▸ **Task brief**
Quote all of the data that follows exactly as written, skipping the images.

▸ **Data provided**

— begin —

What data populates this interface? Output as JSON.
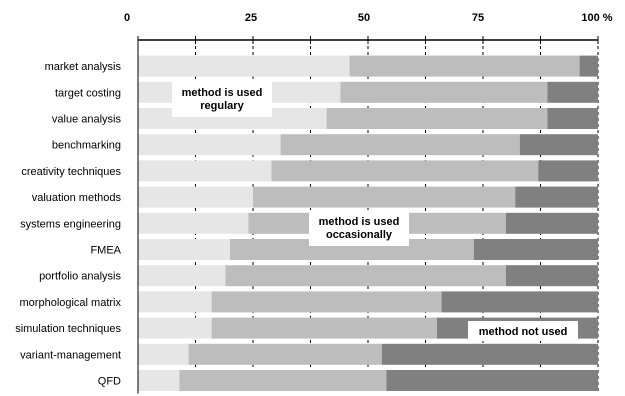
{
  "chart_data": {
    "type": "bar",
    "orientation": "horizontal",
    "stacked": "percent",
    "categories": [
      "market analysis",
      "target costing",
      "value analysis",
      "benchmarking",
      "creativity techniques",
      "valuation methods",
      "systems engineering",
      "FMEA",
      "portfolio analysis",
      "morphological matrix",
      "simulation techniques",
      "variant-management",
      "QFD"
    ],
    "series": [
      {
        "name": "method is used regulary",
        "values": [
          46,
          44,
          41,
          31,
          29,
          25,
          24,
          20,
          19,
          16,
          16,
          11,
          9
        ],
        "color": "#e6e6e6"
      },
      {
        "name": "method is used occasionally",
        "values": [
          50,
          45,
          48,
          52,
          58,
          57,
          56,
          53,
          61,
          50,
          49,
          42,
          45
        ],
        "color": "#bdbdbd"
      },
      {
        "name": "method not used",
        "values": [
          4,
          11,
          11,
          17,
          13,
          18,
          20,
          27,
          20,
          34,
          35,
          47,
          46
        ],
        "color": "#808080"
      }
    ],
    "xlim": [
      0,
      100
    ],
    "xticks": [
      "0",
      "25",
      "50",
      "75",
      "100 %"
    ],
    "grid": "dashed vertical",
    "legend": "inline annotations"
  }
}
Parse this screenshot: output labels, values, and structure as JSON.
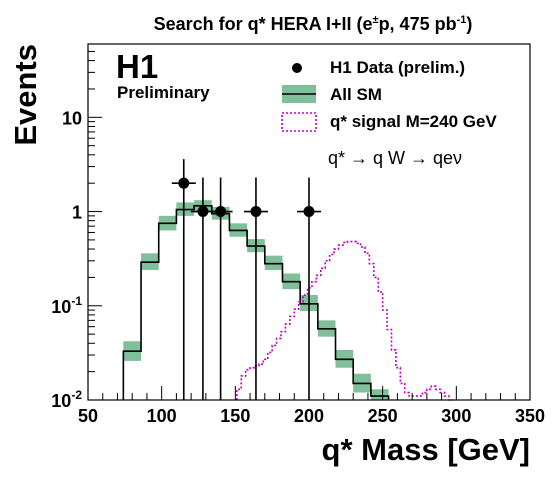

— end —

▸ **Result**
What data populates this interface? Output as JSON.
{
  "chart_data": {
    "type": "bar",
    "orientation": "horizontal",
    "stacked": "percent",
    "categories": [
      "market analysis",
      "target costing",
      "value analysis",
      "benchmarking",
      "creativity techniques",
      "valuation methods",
      "systems engineering",
      "FMEA",
      "portfolio analysis",
      "morphological matrix",
      "simulation techniques",
      "variant-management",
      "QFD"
    ],
    "series": [
      {
        "name": "method is used regulary",
        "values": [
          46,
          44,
          41,
          31,
          29,
          25,
          24,
          20,
          19,
          16,
          16,
          11,
          9
        ],
        "color": "#e6e6e6"
      },
      {
        "name": "method is used occasionally",
        "values": [
          50,
          45,
          48,
          52,
          58,
          57,
          56,
          53,
          61,
          50,
          49,
          42,
          45
        ],
        "color": "#bdbdbd"
      },
      {
        "name": "method not used",
        "values": [
          4,
          11,
          11,
          17,
          13,
          18,
          20,
          27,
          20,
          34,
          35,
          47,
          46
        ],
        "color": "#808080"
      }
    ],
    "xlim": [
      0,
      100
    ],
    "xticks": [
      "0",
      "25",
      "50",
      "75",
      "100 %"
    ],
    "grid": "dashed vertical",
    "legend": "inline annotations"
  }
}
Parse this screenshot: output labels, values, and structure as JSON.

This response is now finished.